_GIVEN TASK_
Exactly as they appear, output all of the records. Skip any images.

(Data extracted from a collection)

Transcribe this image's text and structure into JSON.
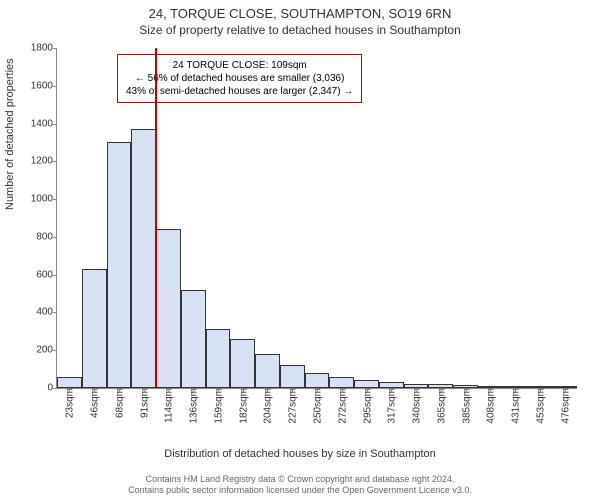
{
  "title": "24, TORQUE CLOSE, SOUTHAMPTON, SO19 6RN",
  "subtitle": "Size of property relative to detached houses in Southampton",
  "ylabel": "Number of detached properties",
  "xlabel": "Distribution of detached houses by size in Southampton",
  "footer_line1": "Contains HM Land Registry data © Crown copyright and database right 2024.",
  "footer_line2": "Contains public sector information licensed under the Open Government Licence v3.0.",
  "chart": {
    "type": "histogram",
    "ylim": [
      0,
      1800
    ],
    "ytick_step": 200,
    "yticks": [
      0,
      200,
      400,
      600,
      800,
      1000,
      1200,
      1400,
      1600,
      1800
    ],
    "xticks": [
      "23sqm",
      "46sqm",
      "68sqm",
      "91sqm",
      "114sqm",
      "136sqm",
      "159sqm",
      "182sqm",
      "204sqm",
      "227sqm",
      "250sqm",
      "272sqm",
      "295sqm",
      "317sqm",
      "340sqm",
      "365sqm",
      "385sqm",
      "408sqm",
      "431sqm",
      "453sqm",
      "476sqm"
    ],
    "bar_values": [
      60,
      630,
      1300,
      1370,
      840,
      520,
      310,
      260,
      180,
      120,
      80,
      60,
      40,
      30,
      20,
      20,
      15,
      10,
      5,
      5,
      3
    ],
    "bar_fill": "#d6e2f3",
    "bar_stroke": "#333333",
    "background": "#ffffff",
    "marker_index": 4,
    "marker_color": "#c00000",
    "annotation": {
      "line1": "24 TORQUE CLOSE: 109sqm",
      "line2": "← 56% of detached houses are smaller (3,036)",
      "line3": "43% of semi-detached houses are larger (2,347) →",
      "border_color": "#c00000"
    }
  }
}
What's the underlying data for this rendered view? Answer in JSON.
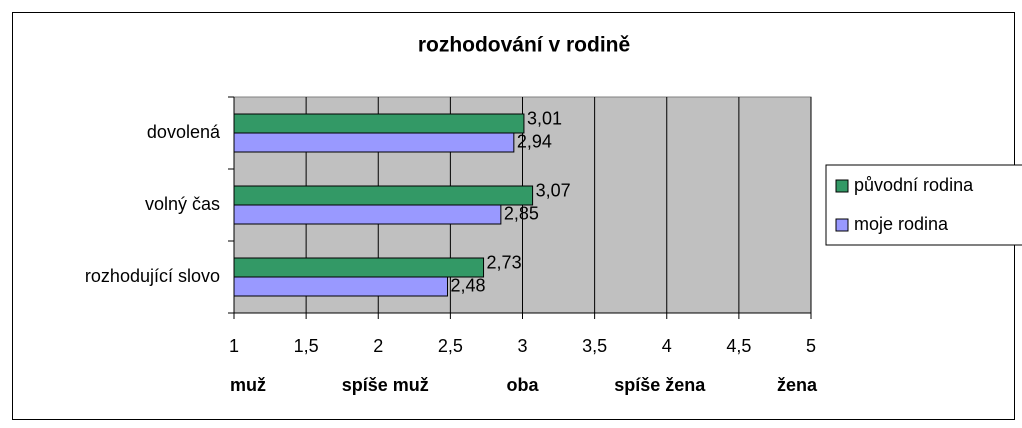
{
  "chart_data": {
    "type": "hbar",
    "title": "rozhodování v rodině",
    "categories": [
      "dovolená",
      "volný čas",
      "rozhodující slovo"
    ],
    "series": [
      {
        "name": "původní rodina",
        "color": "#339966",
        "values": [
          3.01,
          3.07,
          2.73
        ],
        "value_labels": [
          "3,01",
          "3,07",
          "2,73"
        ]
      },
      {
        "name": "moje rodina",
        "color": "#9999ff",
        "values": [
          2.94,
          2.85,
          2.48
        ],
        "value_labels": [
          "2,94",
          "2,85",
          "2,48"
        ]
      }
    ],
    "xlim": [
      1,
      5
    ],
    "xticks": [
      1,
      {
        "value": 1.5,
        "label": "1,5"
      },
      2,
      {
        "value": 2.5,
        "label": "2,5"
      },
      3,
      {
        "value": 3.5,
        "label": "3,5"
      },
      4,
      {
        "value": 4.5,
        "label": "4,5"
      },
      5
    ],
    "x_axis_labels": [
      "muž",
      "spíše muž",
      "oba",
      "spíše žena",
      "žena"
    ],
    "grid": true,
    "legend": "right"
  }
}
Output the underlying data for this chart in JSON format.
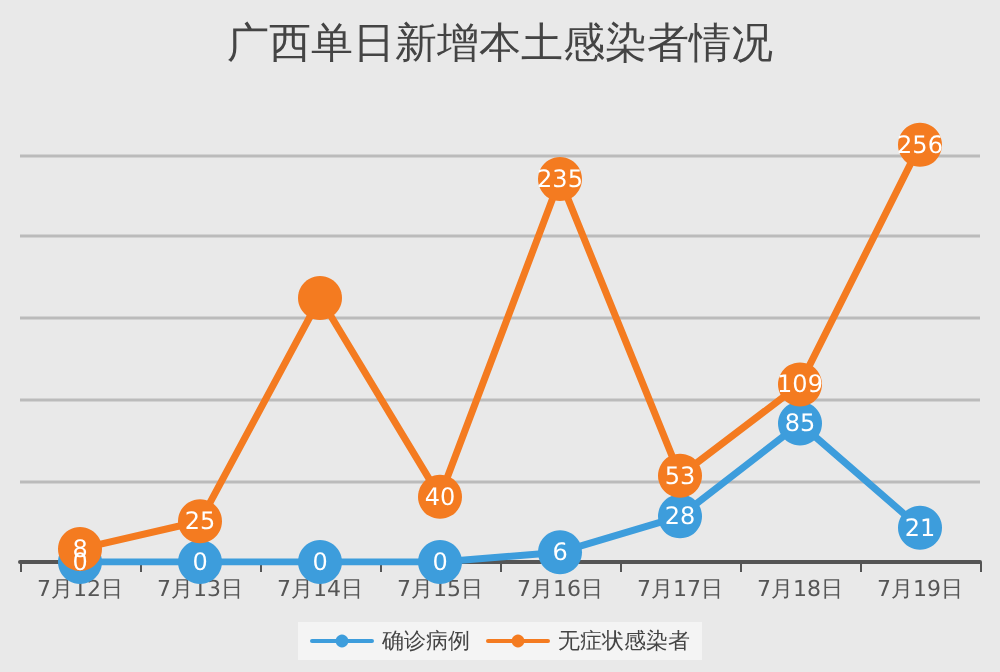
{
  "chart_data": {
    "type": "line",
    "title": "广西单日新增本土感染者情况",
    "categories": [
      "7月12日",
      "7月13日",
      "7月14日",
      "7月15日",
      "7月16日",
      "7月17日",
      "7月18日",
      "7月19日"
    ],
    "series": [
      {
        "name": "确诊病例",
        "color": "#3d9ddc",
        "values": [
          0,
          0,
          0,
          0,
          6,
          28,
          85,
          21
        ],
        "value_labels": [
          "0",
          "0",
          "0",
          "0",
          "6",
          "28",
          "85",
          "21"
        ]
      },
      {
        "name": "无症状感染者",
        "color": "#f47b20",
        "values": [
          8,
          25,
          162,
          40,
          235,
          53,
          109,
          256
        ],
        "value_labels": [
          "8",
          "25",
          null,
          "40",
          "235",
          "53",
          "109",
          "256"
        ]
      }
    ],
    "yticks": [
      {
        "value": 0,
        "label": null
      },
      {
        "value": 50,
        "label": null
      },
      {
        "value": 100,
        "label": null
      },
      {
        "value": 150,
        "label": null
      },
      {
        "value": 200,
        "label": null
      },
      {
        "value": 250,
        "label": null
      }
    ],
    "tick_labels": "x",
    "grid": "y",
    "legend": "bottom",
    "marker": "circle",
    "line_style": "solid"
  }
}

_SOLUTION FOR THIS TASK_
Transcribe this image's text and structure into JSON.
{
  "title": "24, TORQUE CLOSE, SOUTHAMPTON, SO19 6RN",
  "subtitle": "Size of property relative to detached houses in Southampton",
  "ylabel": "Number of detached properties",
  "xlabel": "Distribution of detached houses by size in Southampton",
  "footer_line1": "Contains HM Land Registry data © Crown copyright and database right 2024.",
  "footer_line2": "Contains public sector information licensed under the Open Government Licence v3.0.",
  "chart": {
    "type": "histogram",
    "ylim": [
      0,
      1800
    ],
    "ytick_step": 200,
    "yticks": [
      0,
      200,
      400,
      600,
      800,
      1000,
      1200,
      1400,
      1600,
      1800
    ],
    "xticks": [
      "23sqm",
      "46sqm",
      "68sqm",
      "91sqm",
      "114sqm",
      "136sqm",
      "159sqm",
      "182sqm",
      "204sqm",
      "227sqm",
      "250sqm",
      "272sqm",
      "295sqm",
      "317sqm",
      "340sqm",
      "365sqm",
      "385sqm",
      "408sqm",
      "431sqm",
      "453sqm",
      "476sqm"
    ],
    "bar_values": [
      60,
      630,
      1300,
      1370,
      840,
      520,
      310,
      260,
      180,
      120,
      80,
      60,
      40,
      30,
      20,
      20,
      15,
      10,
      5,
      5,
      3
    ],
    "bar_fill": "#d6e2f3",
    "bar_stroke": "#333333",
    "background": "#ffffff",
    "marker_index": 4,
    "marker_color": "#c00000",
    "annotation": {
      "line1": "24 TORQUE CLOSE: 109sqm",
      "line2": "← 56% of detached houses are smaller (3,036)",
      "line3": "43% of semi-detached houses are larger (2,347) →",
      "border_color": "#c00000"
    }
  }
}
What's the underlying data for this rendered view? Answer in JSON.
{
  "chart_data": {
    "type": "hbar",
    "title": "rozhodování v rodině",
    "categories": [
      "dovolená",
      "volný čas",
      "rozhodující slovo"
    ],
    "series": [
      {
        "name": "původní rodina",
        "color": "#339966",
        "values": [
          3.01,
          3.07,
          2.73
        ],
        "value_labels": [
          "3,01",
          "3,07",
          "2,73"
        ]
      },
      {
        "name": "moje rodina",
        "color": "#9999ff",
        "values": [
          2.94,
          2.85,
          2.48
        ],
        "value_labels": [
          "2,94",
          "2,85",
          "2,48"
        ]
      }
    ],
    "xlim": [
      1,
      5
    ],
    "xticks": [
      1,
      {
        "value": 1.5,
        "label": "1,5"
      },
      2,
      {
        "value": 2.5,
        "label": "2,5"
      },
      3,
      {
        "value": 3.5,
        "label": "3,5"
      },
      4,
      {
        "value": 4.5,
        "label": "4,5"
      },
      5
    ],
    "x_axis_labels": [
      "muž",
      "spíše muž",
      "oba",
      "spíše žena",
      "žena"
    ],
    "grid": true,
    "legend": "right"
  }
}
Output the underlying data for this chart in JSON format.
{
  "chart_data": {
    "type": "line",
    "title": "广西单日新增本土感染者情况",
    "categories": [
      "7月12日",
      "7月13日",
      "7月14日",
      "7月15日",
      "7月16日",
      "7月17日",
      "7月18日",
      "7月19日"
    ],
    "series": [
      {
        "name": "确诊病例",
        "color": "#3d9ddc",
        "values": [
          0,
          0,
          0,
          0,
          6,
          28,
          85,
          21
        ],
        "value_labels": [
          "0",
          "0",
          "0",
          "0",
          "6",
          "28",
          "85",
          "21"
        ]
      },
      {
        "name": "无症状感染者",
        "color": "#f47b20",
        "values": [
          8,
          25,
          162,
          40,
          235,
          53,
          109,
          256
        ],
        "value_labels": [
          "8",
          "25",
          null,
          "40",
          "235",
          "53",
          "109",
          "256"
        ]
      }
    ],
    "yticks": [
      {
        "value": 0,
        "label": null
      },
      {
        "value": 50,
        "label": null
      },
      {
        "value": 100,
        "label": null
      },
      {
        "value": 150,
        "label": null
      },
      {
        "value": 200,
        "label": null
      },
      {
        "value": 250,
        "label": null
      }
    ],
    "tick_labels": "x",
    "grid": "y",
    "legend": "bottom",
    "marker": "circle",
    "line_style": "solid"
  }
}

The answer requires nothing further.